═══ Records for this task ═══
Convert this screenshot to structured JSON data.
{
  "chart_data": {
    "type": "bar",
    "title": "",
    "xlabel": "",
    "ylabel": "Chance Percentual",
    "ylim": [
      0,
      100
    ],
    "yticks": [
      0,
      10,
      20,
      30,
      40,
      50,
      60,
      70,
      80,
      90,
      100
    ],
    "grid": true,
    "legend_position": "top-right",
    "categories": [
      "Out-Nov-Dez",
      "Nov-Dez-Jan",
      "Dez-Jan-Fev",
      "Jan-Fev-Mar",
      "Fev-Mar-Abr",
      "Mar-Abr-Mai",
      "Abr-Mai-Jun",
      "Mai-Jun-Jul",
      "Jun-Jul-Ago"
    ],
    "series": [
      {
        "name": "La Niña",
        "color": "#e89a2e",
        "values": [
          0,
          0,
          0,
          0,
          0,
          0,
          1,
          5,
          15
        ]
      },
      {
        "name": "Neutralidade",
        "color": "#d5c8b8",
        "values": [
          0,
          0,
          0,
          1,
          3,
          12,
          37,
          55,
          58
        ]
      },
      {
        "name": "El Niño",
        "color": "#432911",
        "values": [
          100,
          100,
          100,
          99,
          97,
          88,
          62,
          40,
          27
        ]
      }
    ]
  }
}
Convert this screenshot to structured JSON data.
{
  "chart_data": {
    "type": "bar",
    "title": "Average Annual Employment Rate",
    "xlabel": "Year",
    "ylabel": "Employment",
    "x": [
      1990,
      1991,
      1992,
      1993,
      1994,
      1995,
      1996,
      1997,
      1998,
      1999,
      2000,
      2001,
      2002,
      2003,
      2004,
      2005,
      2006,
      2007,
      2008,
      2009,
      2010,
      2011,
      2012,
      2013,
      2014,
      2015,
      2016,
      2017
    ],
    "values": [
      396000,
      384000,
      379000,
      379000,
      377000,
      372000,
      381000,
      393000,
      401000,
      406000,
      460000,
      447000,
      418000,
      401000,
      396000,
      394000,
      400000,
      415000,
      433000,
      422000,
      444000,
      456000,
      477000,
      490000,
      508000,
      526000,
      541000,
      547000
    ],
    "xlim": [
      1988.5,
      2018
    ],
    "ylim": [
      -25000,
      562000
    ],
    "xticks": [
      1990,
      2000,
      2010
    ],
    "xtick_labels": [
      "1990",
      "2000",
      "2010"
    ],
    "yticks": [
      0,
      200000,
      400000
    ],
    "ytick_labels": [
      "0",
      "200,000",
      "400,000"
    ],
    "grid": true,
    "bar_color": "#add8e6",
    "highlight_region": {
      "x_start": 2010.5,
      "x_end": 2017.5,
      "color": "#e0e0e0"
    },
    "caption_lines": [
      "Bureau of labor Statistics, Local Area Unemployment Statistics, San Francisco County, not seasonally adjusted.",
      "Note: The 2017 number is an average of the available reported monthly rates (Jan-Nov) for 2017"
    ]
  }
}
═══
What you should do -
Transcribe every entry exactly.

Final result -
Convert this screenshot to structured JSON data.
{
  "chart_data": {
    "type": "bar",
    "title": "",
    "xlabel": "",
    "ylabel": "Chance Percentual",
    "ylim": [
      0,
      100
    ],
    "yticks": [
      0,
      10,
      20,
      30,
      40,
      50,
      60,
      70,
      80,
      90,
      100
    ],
    "grid": true,
    "legend_position": "top-right",
    "categories": [
      "Out-Nov-Dez",
      "Nov-Dez-Jan",
      "Dez-Jan-Fev",
      "Jan-Fev-Mar",
      "Fev-Mar-Abr",
      "Mar-Abr-Mai",
      "Abr-Mai-Jun",
      "Mai-Jun-Jul",
      "Jun-Jul-Ago"
    ],
    "series": [
      {
        "name": "La Niña",
        "color": "#e89a2e",
        "values": [
          0,
          0,
          0,
          0,
          0,
          0,
          1,
          5,
          15
        ]
      },
      {
        "name": "Neutralidade",
        "color": "#d5c8b8",
        "values": [
          0,
          0,
          0,
          1,
          3,
          12,
          37,
          55,
          58
        ]
      },
      {
        "name": "El Niño",
        "color": "#432911",
        "values": [
          100,
          100,
          100,
          99,
          97,
          88,
          62,
          40,
          27
        ]
      }
    ]
  }
}
Convert this screenshot to structured JSON data.
{
  "chart_data": {
    "type": "bar",
    "title": "Average Annual Employment Rate",
    "xlabel": "Year",
    "ylabel": "Employment",
    "x": [
      1990,
      1991,
      1992,
      1993,
      1994,
      1995,
      1996,
      1997,
      1998,
      1999,
      2000,
      2001,
      2002,
      2003,
      2004,
      2005,
      2006,
      2007,
      2008,
      2009,
      2010,
      2011,
      2012,
      2013,
      2014,
      2015,
      2016,
      2017
    ],
    "values": [
      396000,
      384000,
      379000,
      379000,
      377000,
      372000,
      381000,
      393000,
      401000,
      406000,
      460000,
      447000,
      418000,
      401000,
      396000,
      394000,
      400000,
      415000,
      433000,
      422000,
      444000,
      456000,
      477000,
      490000,
      508000,
      526000,
      541000,
      547000
    ],
    "xlim": [
      1988.5,
      2018
    ],
    "ylim": [
      -25000,
      562000
    ],
    "xticks": [
      1990,
      2000,
      2010
    ],
    "xtick_labels": [
      "1990",
      "2000",
      "2010"
    ],
    "yticks": [
      0,
      200000,
      400000
    ],
    "ytick_labels": [
      "0",
      "200,000",
      "400,000"
    ],
    "grid": true,
    "bar_color": "#add8e6",
    "highlight_region": {
      "x_start": 2010.5,
      "x_end": 2017.5,
      "color": "#e0e0e0"
    },
    "caption_lines": [
      "Bureau of labor Statistics, Local Area Unemployment Statistics, San Francisco County, not seasonally adjusted.",
      "Note: The 2017 number is an average of the available reported monthly rates (Jan-Nov) for 2017"
    ]
  }
}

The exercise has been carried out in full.